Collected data
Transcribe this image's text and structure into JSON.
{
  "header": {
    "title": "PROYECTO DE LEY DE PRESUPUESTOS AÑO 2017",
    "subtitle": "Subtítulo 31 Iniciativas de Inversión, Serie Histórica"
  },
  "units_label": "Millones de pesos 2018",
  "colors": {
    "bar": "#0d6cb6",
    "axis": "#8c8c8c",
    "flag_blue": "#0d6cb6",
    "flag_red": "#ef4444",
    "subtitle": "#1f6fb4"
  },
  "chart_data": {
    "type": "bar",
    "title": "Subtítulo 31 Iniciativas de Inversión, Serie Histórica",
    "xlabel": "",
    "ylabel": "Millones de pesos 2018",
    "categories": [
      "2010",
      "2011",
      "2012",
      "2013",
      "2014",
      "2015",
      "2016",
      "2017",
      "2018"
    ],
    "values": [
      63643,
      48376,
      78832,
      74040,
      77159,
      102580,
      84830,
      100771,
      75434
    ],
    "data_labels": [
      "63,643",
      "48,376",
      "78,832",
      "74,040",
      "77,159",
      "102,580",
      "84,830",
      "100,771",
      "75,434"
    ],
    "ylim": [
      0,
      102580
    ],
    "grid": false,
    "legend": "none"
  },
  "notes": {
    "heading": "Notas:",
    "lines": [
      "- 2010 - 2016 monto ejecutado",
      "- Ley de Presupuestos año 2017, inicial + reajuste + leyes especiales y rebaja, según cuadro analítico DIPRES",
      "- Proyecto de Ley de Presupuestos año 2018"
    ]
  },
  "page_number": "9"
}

* _PROBLEM TO SOLVE_: All of the data above should be transcribed exactly.

* _RIGHT ANSWER_:
Transcribe this image's text and structure into JSON.
{
  "header": {
    "title": "PROYECTO DE LEY DE PRESUPUESTOS AÑO 2017",
    "subtitle": "Subtítulo 31 Iniciativas de Inversión, Serie Histórica"
  },
  "units_label": "Millones de pesos 2018",
  "colors": {
    "bar": "#0d6cb6",
    "axis": "#8c8c8c",
    "flag_blue": "#0d6cb6",
    "flag_red": "#ef4444",
    "subtitle": "#1f6fb4"
  },
  "chart_data": {
    "type": "bar",
    "title": "Subtítulo 31 Iniciativas de Inversión, Serie Histórica",
    "xlabel": "",
    "ylabel": "Millones de pesos 2018",
    "categories": [
      "2010",
      "2011",
      "2012",
      "2013",
      "2014",
      "2015",
      "2016",
      "2017",
      "2018"
    ],
    "values": [
      63643,
      48376,
      78832,
      74040,
      77159,
      102580,
      84830,
      100771,
      75434
    ],
    "data_labels": [
      "63,643",
      "48,376",
      "78,832",
      "74,040",
      "77,159",
      "102,580",
      "84,830",
      "100,771",
      "75,434"
    ],
    "ylim": [
      0,
      102580
    ],
    "grid": false,
    "legend": "none"
  },
  "notes": {
    "heading": "Notas:",
    "lines": [
      "- 2010 - 2016 monto ejecutado",
      "- Ley de Presupuestos año 2017, inicial + reajuste + leyes especiales y rebaja, según cuadro analítico DIPRES",
      "- Proyecto de Ley de Presupuestos año 2018"
    ]
  },
  "page_number": "9"
}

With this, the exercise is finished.